* _Aim of the exercise_
Return the lines where the word "Ship" occurs.

* _Excerpted data_
# # # # #

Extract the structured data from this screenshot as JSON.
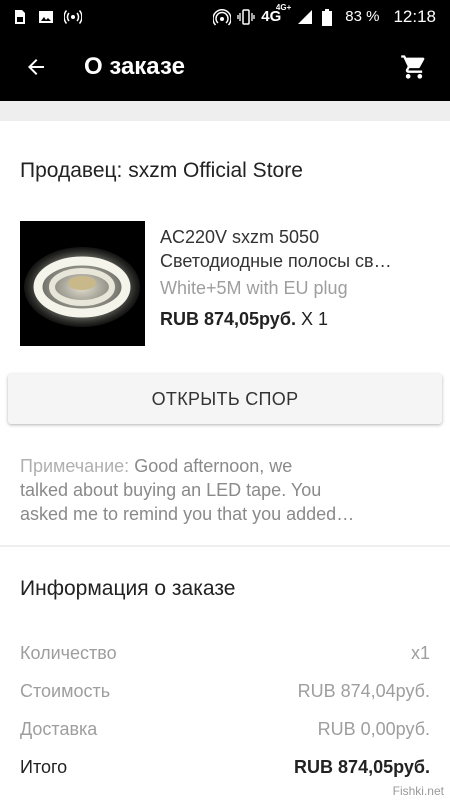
{
  "status_bar": {
    "battery": "83 %",
    "time": "12:18",
    "network": "4G",
    "network_sup": "4G+"
  },
  "app_bar": {
    "title": "О заказе"
  },
  "order": {
    "seller": "Продавец: sxzm Official Store",
    "product_title_line1": "AC220V sxzm 5050",
    "product_title_line2": "Светодиодные полосы св…",
    "variant": "White+5M with EU plug",
    "price": "RUB 874,05руб.",
    "qty": "X 1",
    "dispute_button": "ОТКРЫТЬ СПОР",
    "note_label": "Примечание:",
    "note_line1": " Good afternoon, we",
    "note_line2": "talked about buying an LED tape. You",
    "note_line3": "asked me to remind you that you added…"
  },
  "info": {
    "title": "Информация о заказе",
    "rows": [
      {
        "label": "Количество",
        "value": "x1"
      },
      {
        "label": "Стоимость",
        "value": "RUB 874,04руб."
      },
      {
        "label": "Доставка",
        "value": "RUB 0,00руб."
      },
      {
        "label": "Итого",
        "value": "RUB 874,05руб."
      }
    ]
  },
  "watermark": "Fishki.net",
  "colors": {
    "bar_background": "#000000",
    "secondary_text": "#9e9e9e",
    "page_background": "#eeeeee"
  }
}
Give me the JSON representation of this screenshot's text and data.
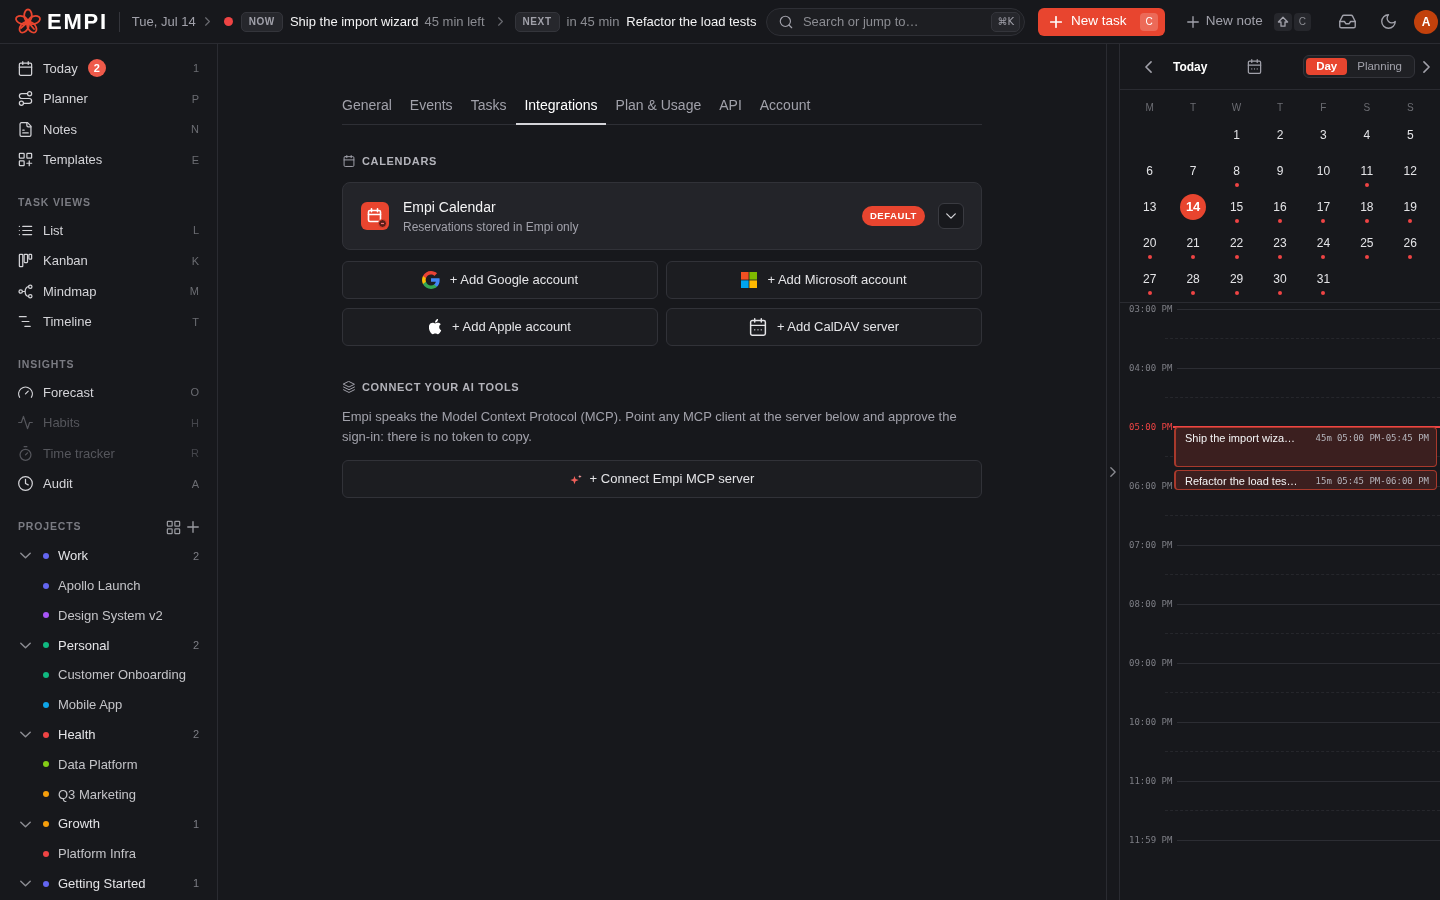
{
  "top_bar": {
    "logo": "EMPI",
    "date": "Tue, Jul 14",
    "now": {
      "badge": "NOW",
      "title": "Ship the import wizard",
      "remaining": "45 min left"
    },
    "next": {
      "badge": "NEXT",
      "when": "in 45 min",
      "title": "Refactor the load tests"
    },
    "search": {
      "placeholder": "Search or jump to…",
      "shortcut": "⌘K"
    },
    "new_task": {
      "label": "New task",
      "shortcut": "C"
    },
    "new_note": {
      "label": "New note",
      "shortcut": "C"
    },
    "avatar": "A"
  },
  "sidebar": {
    "nav": [
      {
        "label": "Today",
        "badge": "2",
        "shortcut": "1",
        "disabled": false
      },
      {
        "label": "Planner",
        "shortcut": "P",
        "disabled": false
      },
      {
        "label": "Notes",
        "shortcut": "N",
        "disabled": false
      },
      {
        "label": "Templates",
        "shortcut": "E",
        "disabled": false
      }
    ],
    "sections": [
      {
        "title": "TASK VIEWS",
        "items": [
          {
            "label": "List",
            "shortcut": "L",
            "disabled": false
          },
          {
            "label": "Kanban",
            "shortcut": "K",
            "disabled": false
          },
          {
            "label": "Mindmap",
            "shortcut": "M",
            "disabled": false
          },
          {
            "label": "Timeline",
            "shortcut": "T",
            "disabled": false
          }
        ]
      },
      {
        "title": "INSIGHTS",
        "items": [
          {
            "label": "Forecast",
            "shortcut": "O",
            "disabled": false
          },
          {
            "label": "Habits",
            "shortcut": "H",
            "disabled": true
          },
          {
            "label": "Time tracker",
            "shortcut": "R",
            "disabled": true
          },
          {
            "label": "Audit",
            "shortcut": "A",
            "disabled": false
          }
        ]
      }
    ],
    "projects": {
      "title": "PROJECTS",
      "items": [
        {
          "name": "Work",
          "color": "#6366f1",
          "count": "2",
          "expanded": true,
          "children": [
            {
              "name": "Apollo Launch",
              "color": "#6366f1"
            },
            {
              "name": "Design System v2",
              "color": "#a855f7"
            }
          ]
        },
        {
          "name": "Personal",
          "color": "#10b981",
          "count": "2",
          "expanded": true,
          "children": [
            {
              "name": "Customer Onboarding",
              "color": "#10b981"
            },
            {
              "name": "Mobile App",
              "color": "#0ea5e9"
            }
          ]
        },
        {
          "name": "Health",
          "color": "#ef4444",
          "count": "2",
          "expanded": true,
          "children": [
            {
              "name": "Data Platform",
              "color": "#84cc16"
            },
            {
              "name": "Q3 Marketing",
              "color": "#f59e0b"
            }
          ]
        },
        {
          "name": "Growth",
          "color": "#f59e0b",
          "count": "1",
          "expanded": true,
          "children": [
            {
              "name": "Platform Infra",
              "color": "#ef4444"
            }
          ]
        },
        {
          "name": "Getting Started",
          "color": "#6366f1",
          "count": "1",
          "expanded": true
        }
      ]
    }
  },
  "settings": {
    "tabs": [
      {
        "label": "General",
        "selected": false
      },
      {
        "label": "Events",
        "selected": false
      },
      {
        "label": "Tasks",
        "selected": false
      },
      {
        "label": "Integrations",
        "selected": true
      },
      {
        "label": "Plan & Usage",
        "selected": false
      },
      {
        "label": "API",
        "selected": false
      },
      {
        "label": "Account",
        "selected": false
      }
    ],
    "calendars": {
      "title": "CALENDARS",
      "accounts": [
        {
          "name": "Empi Calendar",
          "description": "Reservations stored in Empi only",
          "badge": "DEFAULT"
        }
      ],
      "add_buttons": [
        {
          "kind": "google",
          "label": "+ Add Google account"
        },
        {
          "kind": "microsoft",
          "label": "+ Add Microsoft account"
        },
        {
          "kind": "apple",
          "label": "+ Add Apple account"
        },
        {
          "kind": "caldav",
          "label": "+ Add CalDAV server"
        }
      ]
    },
    "ai_tools": {
      "title": "CONNECT YOUR AI TOOLS",
      "description": "Empi speaks the Model Context Protocol (MCP). Point any MCP client at the server below and approve the sign-in: there is no token to copy.",
      "button": "+ Connect Empi MCP server"
    }
  },
  "calendar_panel": {
    "today_button": "Today",
    "views": [
      {
        "label": "Day",
        "selected": true
      },
      {
        "label": "Planning",
        "selected": false
      }
    ],
    "weekdays": [
      "M",
      "T",
      "W",
      "T",
      "F",
      "S",
      "S"
    ],
    "days": [
      {
        "kind": "blank"
      },
      {
        "kind": "blank"
      },
      {
        "kind": "day",
        "label": "1",
        "has_events": false,
        "selected": false
      },
      {
        "kind": "day",
        "label": "2",
        "has_events": false,
        "selected": false
      },
      {
        "kind": "day",
        "label": "3",
        "has_events": false,
        "selected": false
      },
      {
        "kind": "day",
        "label": "4",
        "has_events": false,
        "selected": false
      },
      {
        "kind": "day",
        "label": "5",
        "has_events": false,
        "selected": false
      },
      {
        "kind": "day",
        "label": "6",
        "has_events": false,
        "selected": false
      },
      {
        "kind": "day",
        "label": "7",
        "has_events": false,
        "selected": false
      },
      {
        "kind": "day",
        "label": "8",
        "has_events": true,
        "selected": false
      },
      {
        "kind": "day",
        "label": "9",
        "has_events": false,
        "selected": false
      },
      {
        "kind": "day",
        "label": "10",
        "has_events": false,
        "selected": false
      },
      {
        "kind": "day",
        "label": "11",
        "has_events": true,
        "selected": false
      },
      {
        "kind": "day",
        "label": "12",
        "has_events": false,
        "selected": false
      },
      {
        "kind": "day",
        "label": "13",
        "has_events": false,
        "selected": false
      },
      {
        "kind": "day",
        "label": "14",
        "has_events": false,
        "selected": true
      },
      {
        "kind": "day",
        "label": "15",
        "has_events": true,
        "selected": false
      },
      {
        "kind": "day",
        "label": "16",
        "has_events": true,
        "selected": false
      },
      {
        "kind": "day",
        "label": "17",
        "has_events": true,
        "selected": false
      },
      {
        "kind": "day",
        "label": "18",
        "has_events": true,
        "selected": false
      },
      {
        "kind": "day",
        "label": "19",
        "has_events": true,
        "selected": false
      },
      {
        "kind": "day",
        "label": "20",
        "has_events": true,
        "selected": false
      },
      {
        "kind": "day",
        "label": "21",
        "has_events": true,
        "selected": false
      },
      {
        "kind": "day",
        "label": "22",
        "has_events": true,
        "selected": false
      },
      {
        "kind": "day",
        "label": "23",
        "has_events": true,
        "selected": false
      },
      {
        "kind": "day",
        "label": "24",
        "has_events": true,
        "selected": false
      },
      {
        "kind": "day",
        "label": "25",
        "has_events": true,
        "selected": false
      },
      {
        "kind": "day",
        "label": "26",
        "has_events": true,
        "selected": false
      },
      {
        "kind": "day",
        "label": "27",
        "has_events": true,
        "selected": false
      },
      {
        "kind": "day",
        "label": "28",
        "has_events": true,
        "selected": false
      },
      {
        "kind": "day",
        "label": "29",
        "has_events": true,
        "selected": false
      },
      {
        "kind": "day",
        "label": "30",
        "has_events": true,
        "selected": false
      },
      {
        "kind": "day",
        "label": "31",
        "has_events": true,
        "selected": false
      }
    ],
    "timeline": {
      "hours": [
        {
          "label": "03:00 PM",
          "current": false
        },
        {
          "label": "04:00 PM",
          "current": false
        },
        {
          "label": "05:00 PM",
          "current": true
        },
        {
          "label": "06:00 PM",
          "current": false
        },
        {
          "label": "07:00 PM",
          "current": false
        },
        {
          "label": "08:00 PM",
          "current": false
        },
        {
          "label": "09:00 PM",
          "current": false
        },
        {
          "label": "10:00 PM",
          "current": false
        },
        {
          "label": "11:00 PM",
          "current": false
        },
        {
          "label": "11:59 PM",
          "current": false
        }
      ],
      "events": [
        {
          "title": "Ship the import wiza…",
          "duration": "45m",
          "time": "05:00 PM-05:45 PM"
        },
        {
          "title": "Refactor the load tes…",
          "duration": "15m",
          "time": "05:45 PM-06:00 PM"
        }
      ]
    }
  }
}
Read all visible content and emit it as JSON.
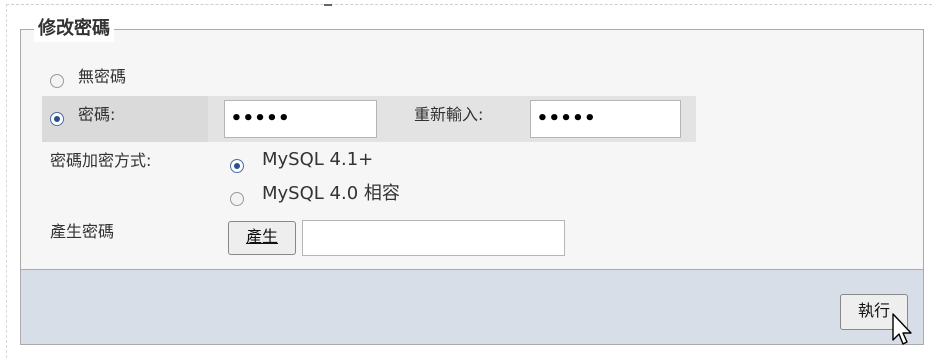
{
  "fieldset": {
    "legend": "修改密碼"
  },
  "no_password": {
    "label": "無密碼",
    "selected": false
  },
  "password": {
    "label": "密碼:",
    "selected": true,
    "value": "•••••",
    "reenter_label": "重新輸入:",
    "reenter_value": "•••••"
  },
  "hashing": {
    "label": "密碼加密方式:",
    "options": [
      {
        "label": "MySQL 4.1+",
        "selected": true
      },
      {
        "label": "MySQL 4.0 相容",
        "selected": false
      }
    ]
  },
  "generate": {
    "label": "產生密碼",
    "button_label": "產生",
    "output_value": ""
  },
  "footer": {
    "go_label": "執行"
  },
  "icons": {
    "cursor": "mouse-pointer-icon"
  }
}
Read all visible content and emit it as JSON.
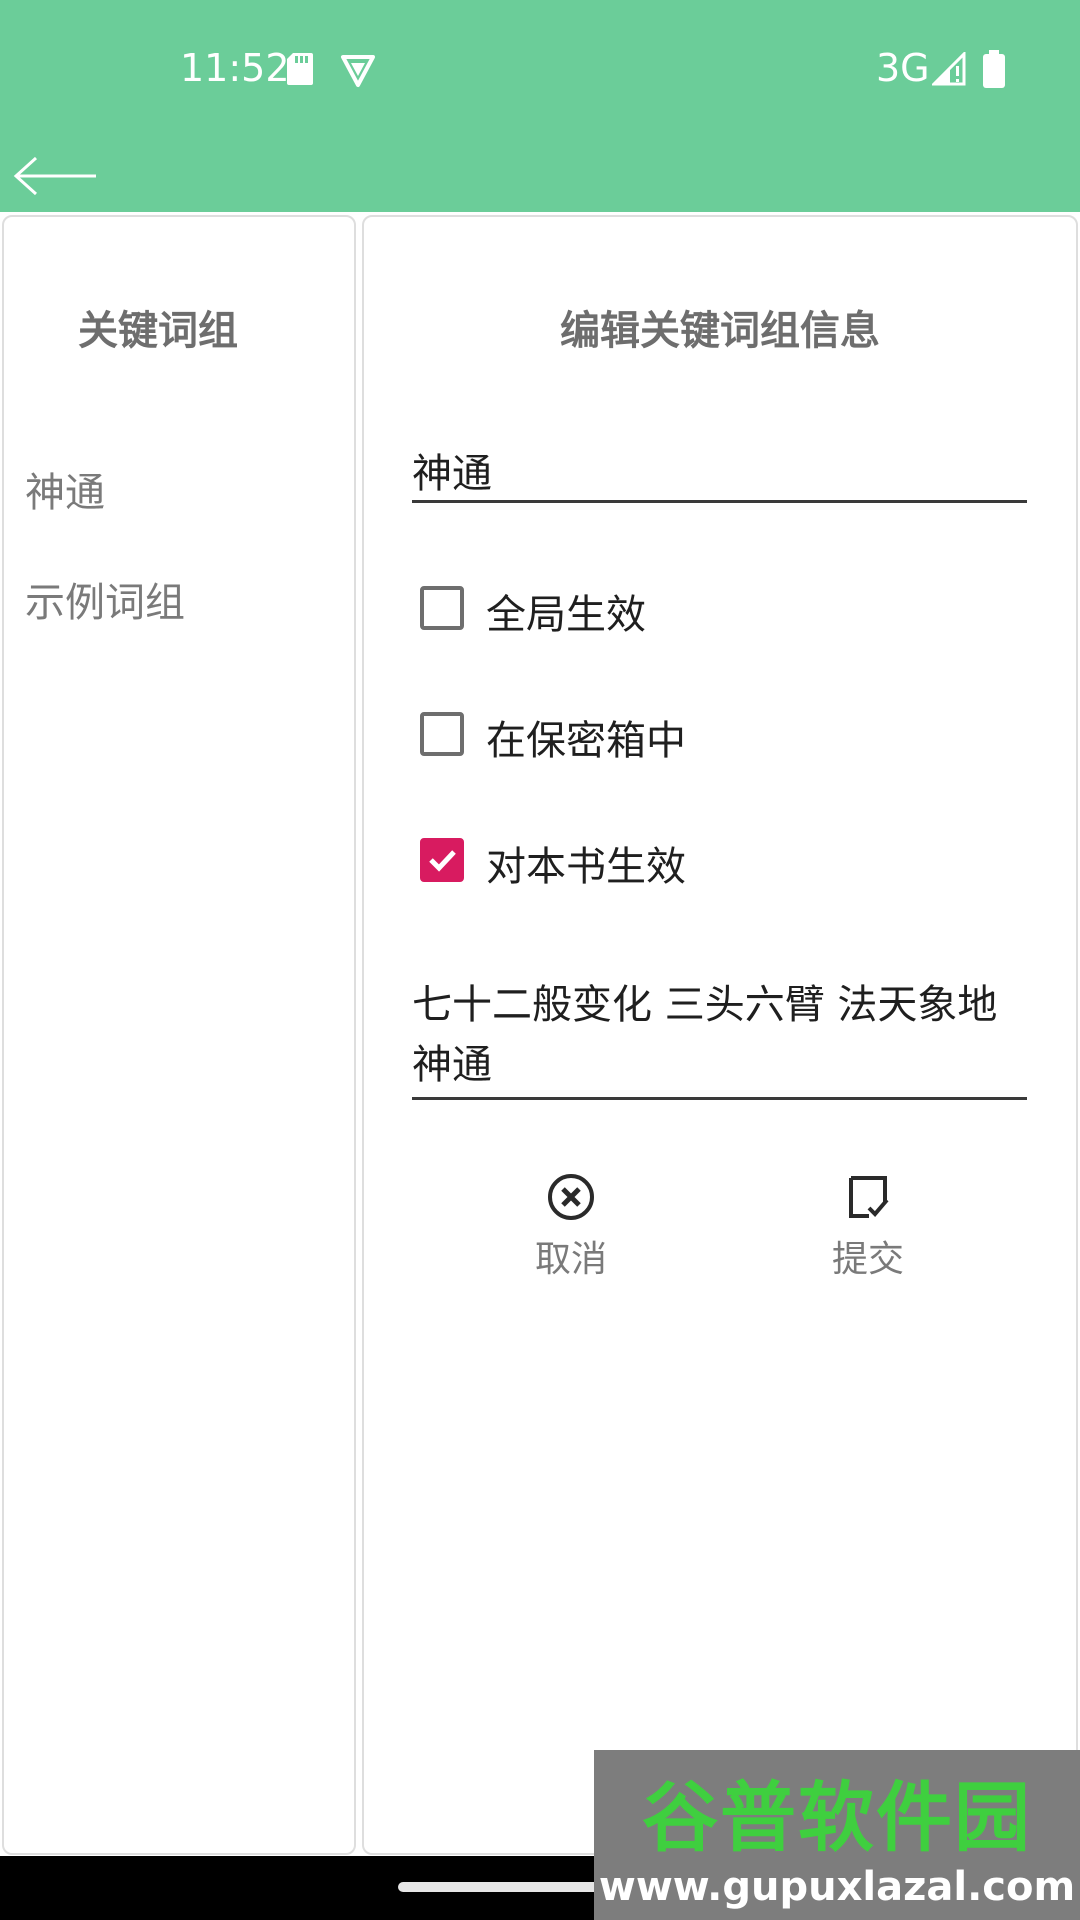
{
  "status_bar": {
    "time": "11:52",
    "network": "3G",
    "icons": [
      "sd-card-icon",
      "vpn-icon",
      "signal-icon",
      "battery-icon"
    ]
  },
  "app_bar": {
    "back_icon": "arrow-left-icon",
    "color": "#6bcd99"
  },
  "sidebar": {
    "title": "关键词组",
    "items": [
      {
        "label": "神通"
      },
      {
        "label": "示例词组"
      }
    ]
  },
  "editor": {
    "title": "编辑关键词组信息",
    "name_value": "神通",
    "options": [
      {
        "label": "全局生效",
        "checked": false
      },
      {
        "label": "在保密箱中",
        "checked": false
      },
      {
        "label": "对本书生效",
        "checked": true
      }
    ],
    "keywords_value": "七十二般变化 三头六臂 法天象地 神通",
    "cancel_label": "取消",
    "submit_label": "提交",
    "accent_color": "#d81b60"
  },
  "watermark": {
    "main": "谷普软件园",
    "url": "www.gupuxlazal.com"
  }
}
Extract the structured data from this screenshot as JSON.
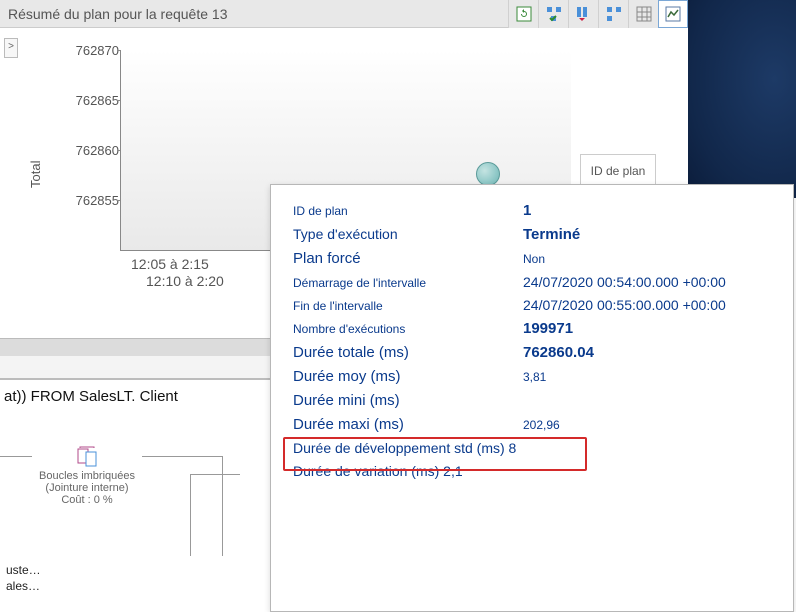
{
  "title": "Résumé du plan pour la requête 13",
  "side_label": "Total",
  "expander_glyph": ">",
  "chart_data": {
    "type": "scatter",
    "y_ticks": [
      762855,
      762860,
      762865,
      762870
    ],
    "x_labels": [
      "12:05 à 2:15",
      "12:10 à 2:20"
    ],
    "legend": "ID de plan",
    "points": [
      {
        "plan_id": 1,
        "x_bucket": "12:10 à 2:20",
        "y_value": 762860
      }
    ]
  },
  "sql_fragment": "at))   FROM SalesLT. Client",
  "plan_tree": {
    "node_title": "Boucles imbriquées",
    "node_sub": "(Jointure interne)",
    "node_cost": "Coût : 0   %",
    "leaf1": "  uste…",
    "leaf2": "ales…"
  },
  "tooltip": {
    "rows": [
      {
        "label": "ID de plan",
        "value": "1",
        "lclass": "small",
        "vclass": "bold"
      },
      {
        "label": "Type d'exécution",
        "value": "Terminé",
        "lclass": "",
        "vclass": "bold"
      },
      {
        "label": "Plan forcé",
        "value": "Non",
        "lclass": "big",
        "vclass": "small"
      },
      {
        "label": "Démarrage de l'intervalle",
        "value": " 24/07/2020 00:54:00.000 +00:00",
        "lclass": "small",
        "vclass": ""
      },
      {
        "label": "Fin de l'intervalle",
        "value": " 24/07/2020 00:55:00.000 +00:00",
        "lclass": "small",
        "vclass": ""
      },
      {
        "label": "Nombre d'exécutions",
        "value": "199971",
        "lclass": "small",
        "vclass": "bold"
      },
      {
        "label": "Durée totale (ms)",
        "value": "762860.04",
        "lclass": "big",
        "vclass": "bold"
      },
      {
        "label": "Durée moy (ms)",
        "value": "3,81",
        "lclass": "big",
        "vclass": "small"
      },
      {
        "label": "Durée mini (ms)",
        "value": "",
        "lclass": "big",
        "vclass": ""
      },
      {
        "label": "Durée maxi (ms)",
        "value": "202,96",
        "lclass": "big",
        "vclass": "small"
      },
      {
        "label": "Durée de développement std (ms)",
        "value": "8",
        "lclass": "",
        "vclass": "small inline"
      },
      {
        "label": "Durée de variation (ms)",
        "value": "2,1",
        "lclass": "",
        "vclass": "small inline"
      }
    ]
  }
}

# # # # #

* _Finished exercise_
      "title": "Ship the import wizard",
          "title": "Ship the import wiza…",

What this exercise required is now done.